Dataset excerpts:
- - - -

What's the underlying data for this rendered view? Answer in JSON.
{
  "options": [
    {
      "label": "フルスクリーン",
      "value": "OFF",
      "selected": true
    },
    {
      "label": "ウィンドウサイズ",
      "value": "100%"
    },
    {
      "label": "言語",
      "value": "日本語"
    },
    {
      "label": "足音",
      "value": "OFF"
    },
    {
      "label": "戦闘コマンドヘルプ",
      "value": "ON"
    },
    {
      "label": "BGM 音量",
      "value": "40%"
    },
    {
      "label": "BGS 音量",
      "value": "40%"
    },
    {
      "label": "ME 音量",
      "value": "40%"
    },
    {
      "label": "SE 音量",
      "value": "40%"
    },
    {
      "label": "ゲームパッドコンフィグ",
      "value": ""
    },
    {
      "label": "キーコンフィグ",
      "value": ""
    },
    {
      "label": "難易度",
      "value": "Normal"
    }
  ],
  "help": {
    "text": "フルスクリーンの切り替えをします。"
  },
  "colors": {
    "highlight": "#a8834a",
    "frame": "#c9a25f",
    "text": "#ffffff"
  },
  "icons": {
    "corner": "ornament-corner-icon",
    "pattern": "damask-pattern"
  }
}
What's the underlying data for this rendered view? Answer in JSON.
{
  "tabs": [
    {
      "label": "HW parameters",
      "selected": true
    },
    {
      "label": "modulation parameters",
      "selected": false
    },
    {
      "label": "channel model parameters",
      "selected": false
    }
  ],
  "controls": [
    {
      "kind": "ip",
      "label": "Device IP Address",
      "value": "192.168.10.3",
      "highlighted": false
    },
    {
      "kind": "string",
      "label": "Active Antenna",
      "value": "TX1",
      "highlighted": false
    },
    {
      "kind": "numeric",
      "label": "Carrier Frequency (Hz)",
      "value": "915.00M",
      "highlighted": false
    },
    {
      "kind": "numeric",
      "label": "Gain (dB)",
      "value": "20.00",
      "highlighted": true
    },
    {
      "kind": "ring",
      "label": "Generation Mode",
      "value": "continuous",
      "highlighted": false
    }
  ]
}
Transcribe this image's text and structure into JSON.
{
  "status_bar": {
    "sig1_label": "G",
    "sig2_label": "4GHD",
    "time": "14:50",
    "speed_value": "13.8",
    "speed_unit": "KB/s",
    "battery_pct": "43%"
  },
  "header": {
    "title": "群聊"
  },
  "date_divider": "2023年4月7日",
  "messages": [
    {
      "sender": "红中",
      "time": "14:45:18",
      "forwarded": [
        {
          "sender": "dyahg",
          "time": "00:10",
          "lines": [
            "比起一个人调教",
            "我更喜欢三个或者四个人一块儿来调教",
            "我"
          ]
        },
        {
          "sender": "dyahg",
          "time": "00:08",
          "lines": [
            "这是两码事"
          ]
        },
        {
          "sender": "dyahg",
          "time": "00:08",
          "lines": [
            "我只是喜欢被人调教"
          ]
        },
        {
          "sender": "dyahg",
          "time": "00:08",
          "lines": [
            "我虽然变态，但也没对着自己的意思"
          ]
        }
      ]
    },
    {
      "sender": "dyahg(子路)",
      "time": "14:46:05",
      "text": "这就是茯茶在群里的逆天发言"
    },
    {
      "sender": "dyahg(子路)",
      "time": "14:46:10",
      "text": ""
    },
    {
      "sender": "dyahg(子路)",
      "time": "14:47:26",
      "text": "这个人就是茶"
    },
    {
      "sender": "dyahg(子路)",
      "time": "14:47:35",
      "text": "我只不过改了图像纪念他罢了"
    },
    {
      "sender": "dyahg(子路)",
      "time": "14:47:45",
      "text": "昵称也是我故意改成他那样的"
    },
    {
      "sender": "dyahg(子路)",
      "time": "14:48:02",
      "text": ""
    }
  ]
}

- - - -

__Exercise details__.
Take the data above and return it exactly.

__Output__.
What's the underlying data for this rendered view? Answer in JSON.
{
  "options": [
    {
      "label": "フルスクリーン",
      "value": "OFF",
      "selected": true
    },
    {
      "label": "ウィンドウサイズ",
      "value": "100%"
    },
    {
      "label": "言語",
      "value": "日本語"
    },
    {
      "label": "足音",
      "value": "OFF"
    },
    {
      "label": "戦闘コマンドヘルプ",
      "value": "ON"
    },
    {
      "label": "BGM 音量",
      "value": "40%"
    },
    {
      "label": "BGS 音量",
      "value": "40%"
    },
    {
      "label": "ME 音量",
      "value": "40%"
    },
    {
      "label": "SE 音量",
      "value": "40%"
    },
    {
      "label": "ゲームパッドコンフィグ",
      "value": ""
    },
    {
      "label": "キーコンフィグ",
      "value": ""
    },
    {
      "label": "難易度",
      "value": "Normal"
    }
  ],
  "help": {
    "text": "フルスクリーンの切り替えをします。"
  },
  "colors": {
    "highlight": "#a8834a",
    "frame": "#c9a25f",
    "text": "#ffffff"
  },
  "icons": {
    "corner": "ornament-corner-icon",
    "pattern": "damask-pattern"
  }
}
What's the underlying data for this rendered view? Answer in JSON.
{
  "tabs": [
    {
      "label": "HW parameters",
      "selected": true
    },
    {
      "label": "modulation parameters",
      "selected": false
    },
    {
      "label": "channel model parameters",
      "selected": false
    }
  ],
  "controls": [
    {
      "kind": "ip",
      "label": "Device IP Address",
      "value": "192.168.10.3",
      "highlighted": false
    },
    {
      "kind": "string",
      "label": "Active Antenna",
      "value": "TX1",
      "highlighted": false
    },
    {
      "kind": "numeric",
      "label": "Carrier Frequency (Hz)",
      "value": "915.00M",
      "highlighted": false
    },
    {
      "kind": "numeric",
      "label": "Gain (dB)",
      "value": "20.00",
      "highlighted": true
    },
    {
      "kind": "ring",
      "label": "Generation Mode",
      "value": "continuous",
      "highlighted": false
    }
  ]
}
Transcribe this image's text and structure into JSON.
{
  "status_bar": {
    "sig1_label": "G",
    "sig2_label": "4GHD",
    "time": "14:50",
    "speed_value": "13.8",
    "speed_unit": "KB/s",
    "battery_pct": "43%"
  },
  "header": {
    "title": "群聊"
  },
  "date_divider": "2023年4月7日",
  "messages": [
    {
      "sender": "红中",
      "time": "14:45:18",
      "forwarded": [
        {
          "sender": "dyahg",
          "time": "00:10",
          "lines": [
            "比起一个人调教",
            "我更喜欢三个或者四个人一块儿来调教",
            "我"
          ]
        },
        {
          "sender": "dyahg",
          "time": "00:08",
          "lines": [
            "这是两码事"
          ]
        },
        {
          "sender": "dyahg",
          "time": "00:08",
          "lines": [
            "我只是喜欢被人调教"
          ]
        },
        {
          "sender": "dyahg",
          "time": "00:08",
          "lines": [
            "我虽然变态，但也没对着自己的意思"
          ]
        }
      ]
    },
    {
      "sender": "dyahg(子路)",
      "time": "14:46:05",
      "text": "这就是茯茶在群里的逆天发言"
    },
    {
      "sender": "dyahg(子路)",
      "time": "14:46:10",
      "text": ""
    },
    {
      "sender": "dyahg(子路)",
      "time": "14:47:26",
      "text": "这个人就是茶"
    },
    {
      "sender": "dyahg(子路)",
      "time": "14:47:35",
      "text": "我只不过改了图像纪念他罢了"
    },
    {
      "sender": "dyahg(子路)",
      "time": "14:47:45",
      "text": "昵称也是我故意改成他那样的"
    },
    {
      "sender": "dyahg(子路)",
      "time": "14:48:02",
      "text": ""
    }
  ]
}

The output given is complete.